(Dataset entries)
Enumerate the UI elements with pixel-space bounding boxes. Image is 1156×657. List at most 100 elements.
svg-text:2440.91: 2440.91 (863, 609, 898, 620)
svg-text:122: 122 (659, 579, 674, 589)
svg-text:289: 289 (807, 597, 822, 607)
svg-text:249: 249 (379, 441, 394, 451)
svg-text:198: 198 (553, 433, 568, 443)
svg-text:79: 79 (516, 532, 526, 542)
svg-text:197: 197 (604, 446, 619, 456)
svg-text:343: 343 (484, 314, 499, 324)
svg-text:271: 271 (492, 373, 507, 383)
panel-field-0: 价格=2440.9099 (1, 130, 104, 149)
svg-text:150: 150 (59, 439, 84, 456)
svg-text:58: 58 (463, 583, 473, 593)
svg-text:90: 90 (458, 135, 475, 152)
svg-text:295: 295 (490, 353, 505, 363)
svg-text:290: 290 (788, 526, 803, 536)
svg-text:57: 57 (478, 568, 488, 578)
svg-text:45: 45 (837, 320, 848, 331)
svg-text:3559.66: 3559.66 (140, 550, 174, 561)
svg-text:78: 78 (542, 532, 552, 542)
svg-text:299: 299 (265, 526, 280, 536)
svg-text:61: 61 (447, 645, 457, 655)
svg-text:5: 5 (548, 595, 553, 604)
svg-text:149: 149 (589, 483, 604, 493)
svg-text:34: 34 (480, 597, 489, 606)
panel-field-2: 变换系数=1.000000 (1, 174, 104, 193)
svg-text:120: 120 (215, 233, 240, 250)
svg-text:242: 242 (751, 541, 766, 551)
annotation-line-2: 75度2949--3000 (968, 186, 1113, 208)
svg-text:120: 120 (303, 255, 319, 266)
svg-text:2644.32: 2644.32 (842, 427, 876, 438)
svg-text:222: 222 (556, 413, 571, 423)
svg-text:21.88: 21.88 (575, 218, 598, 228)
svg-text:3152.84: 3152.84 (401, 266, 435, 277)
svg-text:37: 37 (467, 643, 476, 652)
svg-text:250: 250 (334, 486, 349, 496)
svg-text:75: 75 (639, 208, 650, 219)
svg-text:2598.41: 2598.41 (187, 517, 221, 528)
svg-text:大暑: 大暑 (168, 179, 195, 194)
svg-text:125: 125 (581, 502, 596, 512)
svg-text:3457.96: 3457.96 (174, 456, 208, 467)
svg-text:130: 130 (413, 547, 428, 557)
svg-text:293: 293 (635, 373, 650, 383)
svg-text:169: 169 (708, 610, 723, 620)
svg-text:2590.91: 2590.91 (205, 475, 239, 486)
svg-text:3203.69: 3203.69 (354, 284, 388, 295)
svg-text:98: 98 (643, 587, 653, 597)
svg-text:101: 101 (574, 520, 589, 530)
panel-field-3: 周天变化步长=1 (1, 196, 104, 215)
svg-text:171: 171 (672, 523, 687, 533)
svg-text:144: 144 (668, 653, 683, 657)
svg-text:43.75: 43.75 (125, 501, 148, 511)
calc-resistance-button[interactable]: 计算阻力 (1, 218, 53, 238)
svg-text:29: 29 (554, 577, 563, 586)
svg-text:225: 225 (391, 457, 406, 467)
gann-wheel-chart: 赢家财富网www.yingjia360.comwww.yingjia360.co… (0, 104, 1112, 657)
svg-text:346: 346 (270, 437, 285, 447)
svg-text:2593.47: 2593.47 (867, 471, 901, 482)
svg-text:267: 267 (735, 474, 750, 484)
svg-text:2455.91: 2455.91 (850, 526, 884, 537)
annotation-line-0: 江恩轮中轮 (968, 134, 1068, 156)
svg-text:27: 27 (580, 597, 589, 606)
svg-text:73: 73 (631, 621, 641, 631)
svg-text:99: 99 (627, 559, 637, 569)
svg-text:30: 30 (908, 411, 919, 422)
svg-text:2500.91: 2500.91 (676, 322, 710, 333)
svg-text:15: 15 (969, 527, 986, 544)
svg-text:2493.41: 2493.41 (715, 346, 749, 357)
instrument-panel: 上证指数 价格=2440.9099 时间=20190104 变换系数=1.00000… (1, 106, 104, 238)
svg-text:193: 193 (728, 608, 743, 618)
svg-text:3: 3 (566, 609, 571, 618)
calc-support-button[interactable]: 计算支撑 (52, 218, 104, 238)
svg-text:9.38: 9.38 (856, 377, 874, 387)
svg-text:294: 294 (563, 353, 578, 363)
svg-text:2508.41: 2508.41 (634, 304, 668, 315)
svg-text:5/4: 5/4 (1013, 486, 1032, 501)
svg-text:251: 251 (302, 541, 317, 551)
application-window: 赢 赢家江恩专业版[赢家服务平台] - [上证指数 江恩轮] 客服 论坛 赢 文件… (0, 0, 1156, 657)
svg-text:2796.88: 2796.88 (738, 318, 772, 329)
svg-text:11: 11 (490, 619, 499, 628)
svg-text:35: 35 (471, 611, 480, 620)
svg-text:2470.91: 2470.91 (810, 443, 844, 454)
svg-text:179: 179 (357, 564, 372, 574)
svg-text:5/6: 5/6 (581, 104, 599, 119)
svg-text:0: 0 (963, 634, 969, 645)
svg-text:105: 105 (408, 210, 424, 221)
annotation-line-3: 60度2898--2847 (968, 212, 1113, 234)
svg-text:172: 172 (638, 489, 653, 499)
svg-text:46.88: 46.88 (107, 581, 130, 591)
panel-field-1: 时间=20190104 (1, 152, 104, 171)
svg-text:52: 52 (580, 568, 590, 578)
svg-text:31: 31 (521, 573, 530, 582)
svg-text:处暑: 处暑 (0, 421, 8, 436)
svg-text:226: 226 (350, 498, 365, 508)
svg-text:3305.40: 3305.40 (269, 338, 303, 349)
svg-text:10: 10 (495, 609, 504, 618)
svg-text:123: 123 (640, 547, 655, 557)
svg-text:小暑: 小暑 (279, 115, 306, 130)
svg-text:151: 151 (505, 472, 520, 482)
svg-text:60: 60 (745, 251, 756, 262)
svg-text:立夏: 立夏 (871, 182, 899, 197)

▸ Directions for this task:
Can you render the lines as a JSON list of strings, one string per line with blank lines omitted, covering only the lines from the start up to and including the line with "svg-text:290: 290 (788, 526, 803, 536)"?

▸ Completed exercise:
[
  "Enumerate the UI elements with pixel-space bounding boxes. Image is 1156×657. List at most 100 elements.",
  "svg-text:2440.91: 2440.91 (863, 609, 898, 620)",
  "svg-text:122: 122 (659, 579, 674, 589)",
  "svg-text:289: 289 (807, 597, 822, 607)",
  "svg-text:249: 249 (379, 441, 394, 451)",
  "svg-text:198: 198 (553, 433, 568, 443)",
  "svg-text:79: 79 (516, 532, 526, 542)",
  "svg-text:197: 197 (604, 446, 619, 456)",
  "svg-text:343: 343 (484, 314, 499, 324)",
  "svg-text:271: 271 (492, 373, 507, 383)",
  "panel-field-0: 价格=2440.9099 (1, 130, 104, 149)",
  "svg-text:150: 150 (59, 439, 84, 456)",
  "svg-text:58: 58 (463, 583, 473, 593)",
  "svg-text:90: 90 (458, 135, 475, 152)",
  "svg-text:295: 295 (490, 353, 505, 363)",
  "svg-text:290: 290 (788, 526, 803, 536)"
]